> _AIM_
Will you transcribe the entries that follow, exactly and in full?
**** DATA SHOWN
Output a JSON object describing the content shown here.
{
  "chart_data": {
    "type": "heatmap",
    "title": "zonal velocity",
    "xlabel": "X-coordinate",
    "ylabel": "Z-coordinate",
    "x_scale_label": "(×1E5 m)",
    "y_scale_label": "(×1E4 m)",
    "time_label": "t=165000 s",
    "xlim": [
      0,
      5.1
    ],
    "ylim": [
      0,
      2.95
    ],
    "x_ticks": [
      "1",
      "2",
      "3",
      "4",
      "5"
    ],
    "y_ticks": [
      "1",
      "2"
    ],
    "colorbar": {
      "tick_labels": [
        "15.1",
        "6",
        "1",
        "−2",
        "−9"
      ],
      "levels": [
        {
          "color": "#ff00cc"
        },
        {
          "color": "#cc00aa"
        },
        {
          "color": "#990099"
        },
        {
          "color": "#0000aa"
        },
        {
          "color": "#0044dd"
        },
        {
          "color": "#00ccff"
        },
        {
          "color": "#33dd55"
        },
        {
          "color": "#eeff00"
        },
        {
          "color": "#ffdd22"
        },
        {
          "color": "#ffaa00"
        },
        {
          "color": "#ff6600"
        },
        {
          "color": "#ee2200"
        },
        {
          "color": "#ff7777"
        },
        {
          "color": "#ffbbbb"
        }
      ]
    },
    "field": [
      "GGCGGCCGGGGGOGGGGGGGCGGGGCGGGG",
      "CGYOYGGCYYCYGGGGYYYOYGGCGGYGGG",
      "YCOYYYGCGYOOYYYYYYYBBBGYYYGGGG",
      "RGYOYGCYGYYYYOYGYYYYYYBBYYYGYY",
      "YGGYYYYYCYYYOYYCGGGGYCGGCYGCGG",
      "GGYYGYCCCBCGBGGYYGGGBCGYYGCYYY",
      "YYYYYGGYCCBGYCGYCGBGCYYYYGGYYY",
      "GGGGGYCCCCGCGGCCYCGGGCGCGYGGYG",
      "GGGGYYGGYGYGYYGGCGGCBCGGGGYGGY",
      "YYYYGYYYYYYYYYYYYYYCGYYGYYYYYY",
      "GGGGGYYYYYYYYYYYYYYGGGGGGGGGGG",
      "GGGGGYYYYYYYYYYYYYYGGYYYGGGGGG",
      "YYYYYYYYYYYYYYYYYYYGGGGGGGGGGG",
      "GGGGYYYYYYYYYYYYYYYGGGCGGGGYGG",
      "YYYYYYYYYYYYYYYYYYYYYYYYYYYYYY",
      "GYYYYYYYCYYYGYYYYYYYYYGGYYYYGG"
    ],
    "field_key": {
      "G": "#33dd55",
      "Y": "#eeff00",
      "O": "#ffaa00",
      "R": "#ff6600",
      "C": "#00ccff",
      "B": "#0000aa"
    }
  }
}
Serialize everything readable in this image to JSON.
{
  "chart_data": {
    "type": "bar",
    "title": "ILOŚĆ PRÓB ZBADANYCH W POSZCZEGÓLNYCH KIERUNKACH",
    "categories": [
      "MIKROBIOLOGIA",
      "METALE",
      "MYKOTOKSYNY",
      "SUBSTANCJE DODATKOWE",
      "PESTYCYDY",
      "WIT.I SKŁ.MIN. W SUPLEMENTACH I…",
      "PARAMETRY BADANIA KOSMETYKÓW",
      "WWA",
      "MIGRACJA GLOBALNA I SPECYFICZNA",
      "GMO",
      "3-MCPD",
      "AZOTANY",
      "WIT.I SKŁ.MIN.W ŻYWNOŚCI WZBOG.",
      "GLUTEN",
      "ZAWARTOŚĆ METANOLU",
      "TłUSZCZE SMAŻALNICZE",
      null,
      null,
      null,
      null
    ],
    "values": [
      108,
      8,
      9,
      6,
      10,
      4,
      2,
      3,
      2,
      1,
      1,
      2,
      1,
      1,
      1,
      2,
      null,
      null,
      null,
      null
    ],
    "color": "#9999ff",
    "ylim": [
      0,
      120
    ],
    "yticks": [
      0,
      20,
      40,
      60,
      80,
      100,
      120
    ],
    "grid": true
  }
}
********
> _EXERCISE RESULT_
Output a JSON object describing the content shown here.
{
  "chart_data": {
    "type": "heatmap",
    "title": "zonal velocity",
    "xlabel": "X-coordinate",
    "ylabel": "Z-coordinate",
    "x_scale_label": "(×1E5 m)",
    "y_scale_label": "(×1E4 m)",
    "time_label": "t=165000 s",
    "xlim": [
      0,
      5.1
    ],
    "ylim": [
      0,
      2.95
    ],
    "x_ticks": [
      "1",
      "2",
      "3",
      "4",
      "5"
    ],
    "y_ticks": [
      "1",
      "2"
    ],
    "colorbar": {
      "tick_labels": [
        "15.1",
        "6",
        "1",
        "−2",
        "−9"
      ],
      "levels": [
        {
          "color": "#ff00cc"
        },
        {
          "color": "#cc00aa"
        },
        {
          "color": "#990099"
        },
        {
          "color": "#0000aa"
        },
        {
          "color": "#0044dd"
        },
        {
          "color": "#00ccff"
        },
        {
          "color": "#33dd55"
        },
        {
          "color": "#eeff00"
        },
        {
          "color": "#ffdd22"
        },
        {
          "color": "#ffaa00"
        },
        {
          "color": "#ff6600"
        },
        {
          "color": "#ee2200"
        },
        {
          "color": "#ff7777"
        },
        {
          "color": "#ffbbbb"
        }
      ]
    },
    "field": [
      "GGCGGCCGGGGGOGGGGGGGCGGGGCGGGG",
      "CGYOYGGCYYCYGGGGYYYOYGGCGGYGGG",
      "YCOYYYGCGYOOYYYYYYYBBBGYYYGGGG",
      "RGYOYGCYGYYYYOYGYYYYYYBBYYYGYY",
      "YGGYYYYYCYYYOYYCGGGGYCGGCYGCGG",
      "GGYYGYCCCBCGBGGYYGGGBCGYYGCYYY",
      "YYYYYGGYCCBGYCGYCGBGCYYYYGGYYY",
      "GGGGGYCCCCGCGGCCYCGGGCGCGYGGYG",
      "GGGGYYGGYGYGYYGGCGGCBCGGGGYGGY",
      "YYYYGYYYYYYYYYYYYYYCGYYGYYYYYY",
      "GGGGGYYYYYYYYYYYYYYGGGGGGGGGGG",
      "GGGGGYYYYYYYYYYYYYYGGYYYGGGGGG",
      "YYYYYYYYYYYYYYYYYYYGGGGGGGGGGG",
      "GGGGYYYYYYYYYYYYYYYGGGCGGGGYGG",
      "YYYYYYYYYYYYYYYYYYYYYYYYYYYYYY",
      "GYYYYYYYCYYYGYYYYYYYYYGGYYYYGG"
    ],
    "field_key": {
      "G": "#33dd55",
      "Y": "#eeff00",
      "O": "#ffaa00",
      "R": "#ff6600",
      "C": "#00ccff",
      "B": "#0000aa"
    }
  }
}
Serialize everything readable in this image to JSON.
{
  "chart_data": {
    "type": "bar",
    "title": "ILOŚĆ PRÓB ZBADANYCH W POSZCZEGÓLNYCH KIERUNKACH",
    "categories": [
      "MIKROBIOLOGIA",
      "METALE",
      "MYKOTOKSYNY",
      "SUBSTANCJE DODATKOWE",
      "PESTYCYDY",
      "WIT.I SKŁ.MIN. W SUPLEMENTACH I…",
      "PARAMETRY BADANIA KOSMETYKÓW",
      "WWA",
      "MIGRACJA GLOBALNA I SPECYFICZNA",
      "GMO",
      "3-MCPD",
      "AZOTANY",
      "WIT.I SKŁ.MIN.W ŻYWNOŚCI WZBOG.",
      "GLUTEN",
      "ZAWARTOŚĆ METANOLU",
      "TłUSZCZE SMAŻALNICZE",
      null,
      null,
      null,
      null
    ],
    "values": [
      108,
      8,
      9,
      6,
      10,
      4,
      2,
      3,
      2,
      1,
      1,
      2,
      1,
      1,
      1,
      2,
      null,
      null,
      null,
      null
    ],
    "color": "#9999ff",
    "ylim": [
      0,
      120
    ],
    "yticks": [
      0,
      20,
      40,
      60,
      80,
      100,
      120
    ],
    "grid": true
  }
}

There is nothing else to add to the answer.